Required work >> Write out every entry word for word.

Records to use >>
- - -
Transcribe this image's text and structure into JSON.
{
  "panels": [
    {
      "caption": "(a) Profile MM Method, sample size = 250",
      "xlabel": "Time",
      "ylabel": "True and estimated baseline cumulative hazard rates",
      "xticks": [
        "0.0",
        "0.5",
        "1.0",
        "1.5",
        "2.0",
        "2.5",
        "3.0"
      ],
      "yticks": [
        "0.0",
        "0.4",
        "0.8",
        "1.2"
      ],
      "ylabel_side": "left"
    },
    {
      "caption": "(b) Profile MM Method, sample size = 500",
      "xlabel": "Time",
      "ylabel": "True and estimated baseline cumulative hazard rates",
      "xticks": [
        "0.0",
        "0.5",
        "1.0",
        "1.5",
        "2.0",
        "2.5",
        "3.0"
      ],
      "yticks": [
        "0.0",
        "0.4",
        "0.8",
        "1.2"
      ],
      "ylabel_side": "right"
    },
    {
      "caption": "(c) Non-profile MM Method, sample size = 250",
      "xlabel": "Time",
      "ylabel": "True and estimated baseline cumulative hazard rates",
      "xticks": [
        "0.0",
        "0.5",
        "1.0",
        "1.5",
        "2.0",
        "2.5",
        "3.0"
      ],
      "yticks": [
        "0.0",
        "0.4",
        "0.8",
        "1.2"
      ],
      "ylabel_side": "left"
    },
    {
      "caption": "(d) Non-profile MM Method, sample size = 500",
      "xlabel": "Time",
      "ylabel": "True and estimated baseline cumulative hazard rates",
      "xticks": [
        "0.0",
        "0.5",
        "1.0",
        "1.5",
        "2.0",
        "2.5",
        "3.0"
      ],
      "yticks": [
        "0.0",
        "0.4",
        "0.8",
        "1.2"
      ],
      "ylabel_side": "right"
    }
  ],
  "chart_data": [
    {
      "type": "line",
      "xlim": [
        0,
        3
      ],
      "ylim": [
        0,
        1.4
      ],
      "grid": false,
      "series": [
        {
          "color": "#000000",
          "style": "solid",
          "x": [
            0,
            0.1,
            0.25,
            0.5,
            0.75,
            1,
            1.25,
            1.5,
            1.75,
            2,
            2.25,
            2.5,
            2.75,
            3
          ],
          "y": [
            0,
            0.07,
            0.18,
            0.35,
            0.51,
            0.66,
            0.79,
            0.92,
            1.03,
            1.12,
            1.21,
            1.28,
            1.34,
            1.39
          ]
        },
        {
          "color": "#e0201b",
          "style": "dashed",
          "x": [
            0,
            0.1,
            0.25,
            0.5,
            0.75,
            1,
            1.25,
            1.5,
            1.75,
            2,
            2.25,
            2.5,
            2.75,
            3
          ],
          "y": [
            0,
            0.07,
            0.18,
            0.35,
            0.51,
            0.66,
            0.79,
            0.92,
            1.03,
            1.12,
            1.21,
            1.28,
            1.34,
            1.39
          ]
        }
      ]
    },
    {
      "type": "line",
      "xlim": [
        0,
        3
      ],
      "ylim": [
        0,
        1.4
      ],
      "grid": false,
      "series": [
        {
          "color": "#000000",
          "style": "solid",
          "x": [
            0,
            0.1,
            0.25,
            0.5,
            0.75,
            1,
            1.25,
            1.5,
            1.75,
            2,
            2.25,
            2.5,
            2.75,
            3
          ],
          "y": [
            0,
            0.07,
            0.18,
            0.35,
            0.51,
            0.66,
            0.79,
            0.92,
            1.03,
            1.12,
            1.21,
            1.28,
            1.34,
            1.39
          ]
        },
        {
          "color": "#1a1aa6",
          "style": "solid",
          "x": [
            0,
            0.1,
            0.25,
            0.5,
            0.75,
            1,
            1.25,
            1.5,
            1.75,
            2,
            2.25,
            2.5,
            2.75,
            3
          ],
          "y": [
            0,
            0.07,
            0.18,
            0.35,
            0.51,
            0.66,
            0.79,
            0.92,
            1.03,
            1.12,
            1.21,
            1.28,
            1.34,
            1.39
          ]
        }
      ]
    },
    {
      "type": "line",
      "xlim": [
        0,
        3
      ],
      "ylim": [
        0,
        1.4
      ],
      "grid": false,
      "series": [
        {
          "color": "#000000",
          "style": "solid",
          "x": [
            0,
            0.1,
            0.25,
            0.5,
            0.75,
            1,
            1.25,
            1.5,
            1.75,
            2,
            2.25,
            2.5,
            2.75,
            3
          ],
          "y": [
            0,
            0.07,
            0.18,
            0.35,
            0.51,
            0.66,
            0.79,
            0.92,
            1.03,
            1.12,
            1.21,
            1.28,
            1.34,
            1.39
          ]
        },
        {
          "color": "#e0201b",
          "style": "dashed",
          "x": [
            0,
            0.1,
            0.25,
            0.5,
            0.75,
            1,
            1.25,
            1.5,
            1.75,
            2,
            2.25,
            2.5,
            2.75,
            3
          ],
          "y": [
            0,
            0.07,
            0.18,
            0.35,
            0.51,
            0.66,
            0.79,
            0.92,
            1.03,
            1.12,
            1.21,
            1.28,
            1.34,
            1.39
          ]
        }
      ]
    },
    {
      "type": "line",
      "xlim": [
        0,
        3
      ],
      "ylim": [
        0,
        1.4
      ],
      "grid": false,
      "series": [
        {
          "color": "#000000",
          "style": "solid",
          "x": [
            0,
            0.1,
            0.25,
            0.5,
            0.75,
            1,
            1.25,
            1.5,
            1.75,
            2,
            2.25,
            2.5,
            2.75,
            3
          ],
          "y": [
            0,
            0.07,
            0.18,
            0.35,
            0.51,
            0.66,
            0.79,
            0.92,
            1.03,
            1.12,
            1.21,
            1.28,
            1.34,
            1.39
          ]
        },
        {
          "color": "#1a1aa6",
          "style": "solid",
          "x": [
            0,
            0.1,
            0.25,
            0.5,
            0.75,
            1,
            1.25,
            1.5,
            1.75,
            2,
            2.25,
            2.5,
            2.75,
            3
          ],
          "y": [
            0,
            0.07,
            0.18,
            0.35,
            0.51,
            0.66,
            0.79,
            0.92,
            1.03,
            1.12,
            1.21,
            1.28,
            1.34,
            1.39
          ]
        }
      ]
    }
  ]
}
- - -
Solution >>
Transcribe this image's text and structure into JSON.
{
  "panels": [
    {
      "caption": "(a) Profile MM Method, sample size = 250",
      "xlabel": "Time",
      "ylabel": "True and estimated baseline cumulative hazard rates",
      "xticks": [
        "0.0",
        "0.5",
        "1.0",
        "1.5",
        "2.0",
        "2.5",
        "3.0"
      ],
      "yticks": [
        "0.0",
        "0.4",
        "0.8",
        "1.2"
      ],
      "ylabel_side": "left"
    },
    {
      "caption": "(b) Profile MM Method, sample size = 500",
      "xlabel": "Time",
      "ylabel": "True and estimated baseline cumulative hazard rates",
      "xticks": [
        "0.0",
        "0.5",
        "1.0",
        "1.5",
        "2.0",
        "2.5",
        "3.0"
      ],
      "yticks": [
        "0.0",
        "0.4",
        "0.8",
        "1.2"
      ],
      "ylabel_side": "right"
    },
    {
      "caption": "(c) Non-profile MM Method, sample size = 250",
      "xlabel": "Time",
      "ylabel": "True and estimated baseline cumulative hazard rates",
      "xticks": [
        "0.0",
        "0.5",
        "1.0",
        "1.5",
        "2.0",
        "2.5",
        "3.0"
      ],
      "yticks": [
        "0.0",
        "0.4",
        "0.8",
        "1.2"
      ],
      "ylabel_side": "left"
    },
    {
      "caption": "(d) Non-profile MM Method, sample size = 500",
      "xlabel": "Time",
      "ylabel": "True and estimated baseline cumulative hazard rates",
      "xticks": [
        "0.0",
        "0.5",
        "1.0",
        "1.5",
        "2.0",
        "2.5",
        "3.0"
      ],
      "yticks": [
        "0.0",
        "0.4",
        "0.8",
        "1.2"
      ],
      "ylabel_side": "right"
    }
  ],
  "chart_data": [
    {
      "type": "line",
      "xlim": [
        0,
        3
      ],
      "ylim": [
        0,
        1.4
      ],
      "grid": false,
      "series": [
        {
          "color": "#000000",
          "style": "solid",
          "x": [
            0,
            0.1,
            0.25,
            0.5,
            0.75,
            1,
            1.25,
            1.5,
            1.75,
            2,
            2.25,
            2.5,
            2.75,
            3
          ],
          "y": [
            0,
            0.07,
            0.18,
            0.35,
            0.51,
            0.66,
            0.79,
            0.92,
            1.03,
            1.12,
            1.21,
            1.28,
            1.34,
            1.39
          ]
        },
        {
          "color": "#e0201b",
          "style": "dashed",
          "x": [
            0,
            0.1,
            0.25,
            0.5,
            0.75,
            1,
            1.25,
            1.5,
            1.75,
            2,
            2.25,
            2.5,
            2.75,
            3
          ],
          "y": [
            0,
            0.07,
            0.18,
            0.35,
            0.51,
            0.66,
            0.79,
            0.92,
            1.03,
            1.12,
            1.21,
            1.28,
            1.34,
            1.39
          ]
        }
      ]
    },
    {
      "type": "line",
      "xlim": [
        0,
        3
      ],
      "ylim": [
        0,
        1.4
      ],
      "grid": false,
      "series": [
        {
          "color": "#000000",
          "style": "solid",
          "x": [
            0,
            0.1,
            0.25,
            0.5,
            0.75,
            1,
            1.25,
            1.5,
            1.75,
            2,
            2.25,
            2.5,
            2.75,
            3
          ],
          "y": [
            0,
            0.07,
            0.18,
            0.35,
            0.51,
            0.66,
            0.79,
            0.92,
            1.03,
            1.12,
            1.21,
            1.28,
            1.34,
            1.39
          ]
        },
        {
          "color": "#1a1aa6",
          "style": "solid",
          "x": [
            0,
            0.1,
            0.25,
            0.5,
            0.75,
            1,
            1.25,
            1.5,
            1.75,
            2,
            2.25,
            2.5,
            2.75,
            3
          ],
          "y": [
            0,
            0.07,
            0.18,
            0.35,
            0.51,
            0.66,
            0.79,
            0.92,
            1.03,
            1.12,
            1.21,
            1.28,
            1.34,
            1.39
          ]
        }
      ]
    },
    {
      "type": "line",
      "xlim": [
        0,
        3
      ],
      "ylim": [
        0,
        1.4
      ],
      "grid": false,
      "series": [
        {
          "color": "#000000",
          "style": "solid",
          "x": [
            0,
            0.1,
            0.25,
            0.5,
            0.75,
            1,
            1.25,
            1.5,
            1.75,
            2,
            2.25,
            2.5,
            2.75,
            3
          ],
          "y": [
            0,
            0.07,
            0.18,
            0.35,
            0.51,
            0.66,
            0.79,
            0.92,
            1.03,
            1.12,
            1.21,
            1.28,
            1.34,
            1.39
          ]
        },
        {
          "color": "#e0201b",
          "style": "dashed",
          "x": [
            0,
            0.1,
            0.25,
            0.5,
            0.75,
            1,
            1.25,
            1.5,
            1.75,
            2,
            2.25,
            2.5,
            2.75,
            3
          ],
          "y": [
            0,
            0.07,
            0.18,
            0.35,
            0.51,
            0.66,
            0.79,
            0.92,
            1.03,
            1.12,
            1.21,
            1.28,
            1.34,
            1.39
          ]
        }
      ]
    },
    {
      "type": "line",
      "xlim": [
        0,
        3
      ],
      "ylim": [
        0,
        1.4
      ],
      "grid": false,
      "series": [
        {
          "color": "#000000",
          "style": "solid",
          "x": [
            0,
            0.1,
            0.25,
            0.5,
            0.75,
            1,
            1.25,
            1.5,
            1.75,
            2,
            2.25,
            2.5,
            2.75,
            3
          ],
          "y": [
            0,
            0.07,
            0.18,
            0.35,
            0.51,
            0.66,
            0.79,
            0.92,
            1.03,
            1.12,
            1.21,
            1.28,
            1.34,
            1.39
          ]
        },
        {
          "color": "#1a1aa6",
          "style": "solid",
          "x": [
            0,
            0.1,
            0.25,
            0.5,
            0.75,
            1,
            1.25,
            1.5,
            1.75,
            2,
            2.25,
            2.5,
            2.75,
            3
          ],
          "y": [
            0,
            0.07,
            0.18,
            0.35,
            0.51,
            0.66,
            0.79,
            0.92,
            1.03,
            1.12,
            1.21,
            1.28,
            1.34,
            1.39
          ]
        }
      ]
    }
  ]
}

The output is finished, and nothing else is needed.